== Stored data ==

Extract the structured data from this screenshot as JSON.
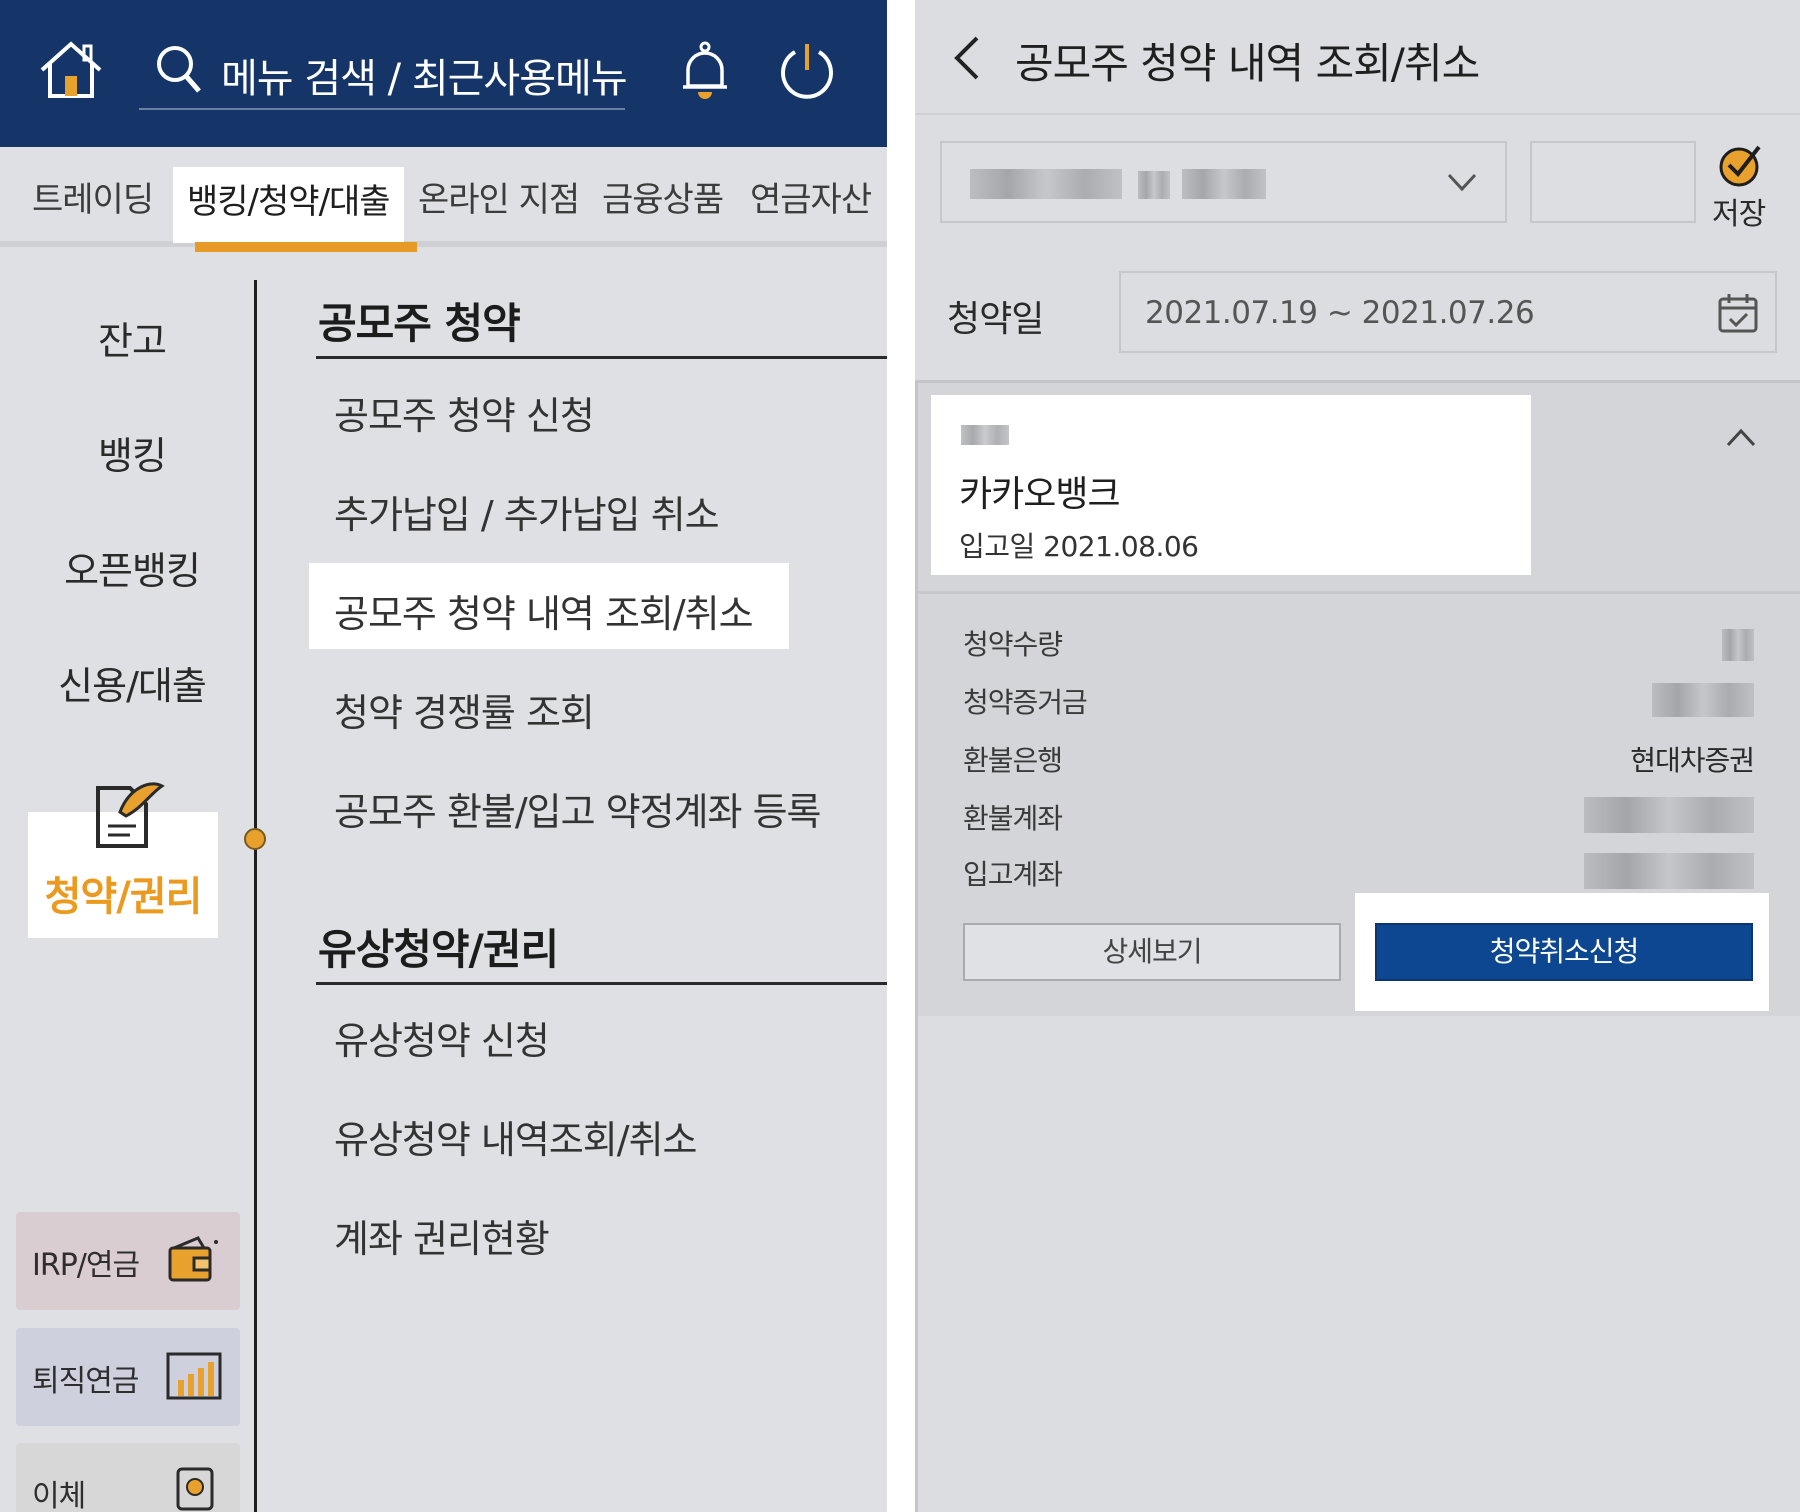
{
  "left": {
    "search_text": "메뉴 검색 / 최근사용메뉴",
    "tabs": [
      "트레이딩",
      "뱅킹/청약/대출",
      "온라인 지점",
      "금융상품",
      "연금자산"
    ],
    "side_nav": [
      "잔고",
      "뱅킹",
      "오픈뱅킹",
      "신용/대출"
    ],
    "side_nav_active": "청약/권리",
    "shortcuts": [
      {
        "label": "IRP/연금",
        "icon": "wallet-icon",
        "color": "#d9cdd1"
      },
      {
        "label": "퇴직연금",
        "icon": "bar-chart-icon",
        "color": "#cfd0dd"
      },
      {
        "label": "이체",
        "icon": "transfer-icon",
        "color": "#d8d7d7"
      }
    ],
    "sections": [
      {
        "title": "공모주 청약",
        "items": [
          "공모주 청약 신청",
          "추가납입 / 추가납입 취소",
          "공모주 청약 내역 조회/취소",
          "청약 경쟁률 조회",
          "공모주 환불/입고 약정계좌 등록"
        ]
      },
      {
        "title": "유상청약/권리",
        "items": [
          "유상청약 신청",
          "유상청약 내역조회/취소",
          "계좌 권리현황"
        ]
      }
    ],
    "active_tab_color": "#e89a27",
    "header_color": "#153569"
  },
  "right": {
    "title": "공모주 청약 내역 조회/취소",
    "save_label": "저장",
    "date_label": "청약일",
    "date_range": "2021.07.19 ~ 2021.07.26",
    "card": {
      "bank": "카카오뱅크",
      "receipt_date": "입고일 2021.08.06",
      "rows": [
        {
          "label": "청약수량",
          "value": ""
        },
        {
          "label": "청약증거금",
          "value": ""
        },
        {
          "label": "환불은행",
          "value": "현대차증권"
        },
        {
          "label": "환불계좌",
          "value": ""
        },
        {
          "label": "입고계좌",
          "value": ""
        }
      ],
      "detail_button": "상세보기",
      "cancel_button": "청약취소신청"
    },
    "primary_color": "#0d4792"
  }
}
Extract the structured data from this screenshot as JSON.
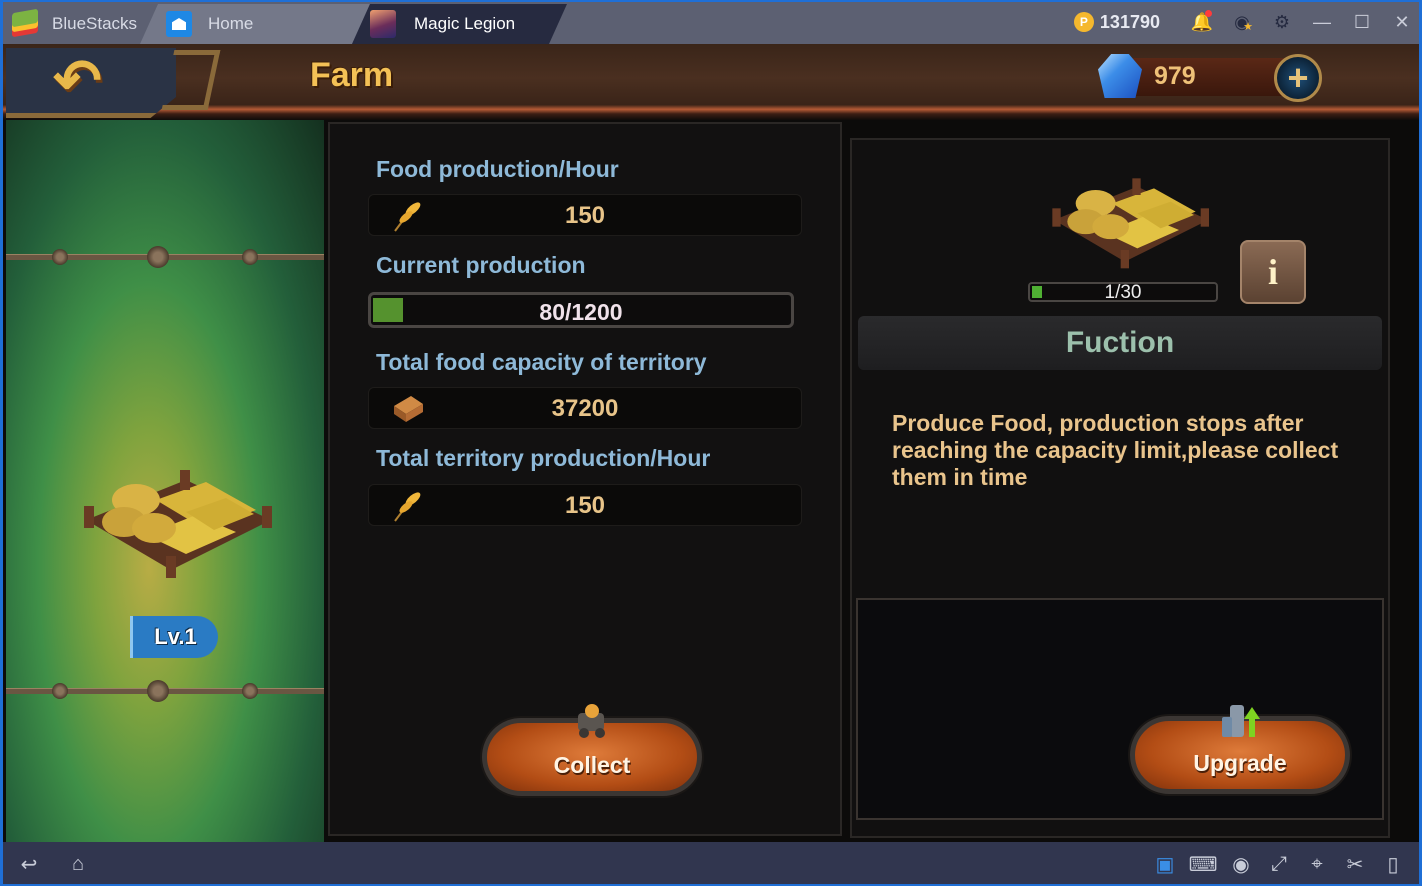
{
  "window": {
    "brand": "BlueStacks",
    "tabs": [
      {
        "label": "Home",
        "icon": "home-icon",
        "active": false
      },
      {
        "label": "Magic Legion",
        "icon": "game-icon",
        "active": true
      }
    ],
    "coins": "131790",
    "controls": [
      "bell-icon",
      "account-star-icon",
      "gear-icon",
      "minimize-icon",
      "maximize-icon",
      "close-icon"
    ]
  },
  "game": {
    "header": {
      "title": "Farm",
      "back_icon": "back-arrow-icon",
      "gems": "979",
      "add_icon": "plus-icon"
    },
    "building": {
      "level_label": "Lv.1"
    },
    "stats": [
      {
        "label": "Food production/Hour",
        "icon": "wheat-icon",
        "value": "150"
      },
      {
        "label": "Current production",
        "type": "progress",
        "value": "80/1200",
        "current": 80,
        "max": 1200
      },
      {
        "label": "Total food capacity of territory",
        "icon": "wood-planks-icon",
        "value": "37200"
      },
      {
        "label": "Total territory production/Hour",
        "icon": "wheat-icon",
        "value": "150"
      }
    ],
    "collect_button": "Collect",
    "info_panel": {
      "count_text": "1/30",
      "count_current": 1,
      "count_max": 30,
      "info_button": "i",
      "section_title": "Fuction",
      "description": "Produce Food, production stops after reaching the capacity limit,please collect them in time"
    },
    "upgrade_button": "Upgrade"
  },
  "navbar": {
    "left": [
      "back-icon",
      "home-icon"
    ],
    "right": [
      "keymap-toggle-icon",
      "keyboard-icon",
      "eye-icon",
      "fullscreen-icon",
      "location-icon",
      "scissors-icon",
      "rotate-icon"
    ]
  },
  "colors": {
    "accent_blue": "#1f6fd6",
    "label_blue": "#8eb9d8",
    "value_gold": "#e8c489",
    "progress_green": "#55922e",
    "button_orange": "#b34d15"
  }
}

== TASK STATEMENT ==
What is the number of lines in the listing that contain the string "territory"? Reply with that number alone.

== SOLUTION TO THIS EXERCISE ==
2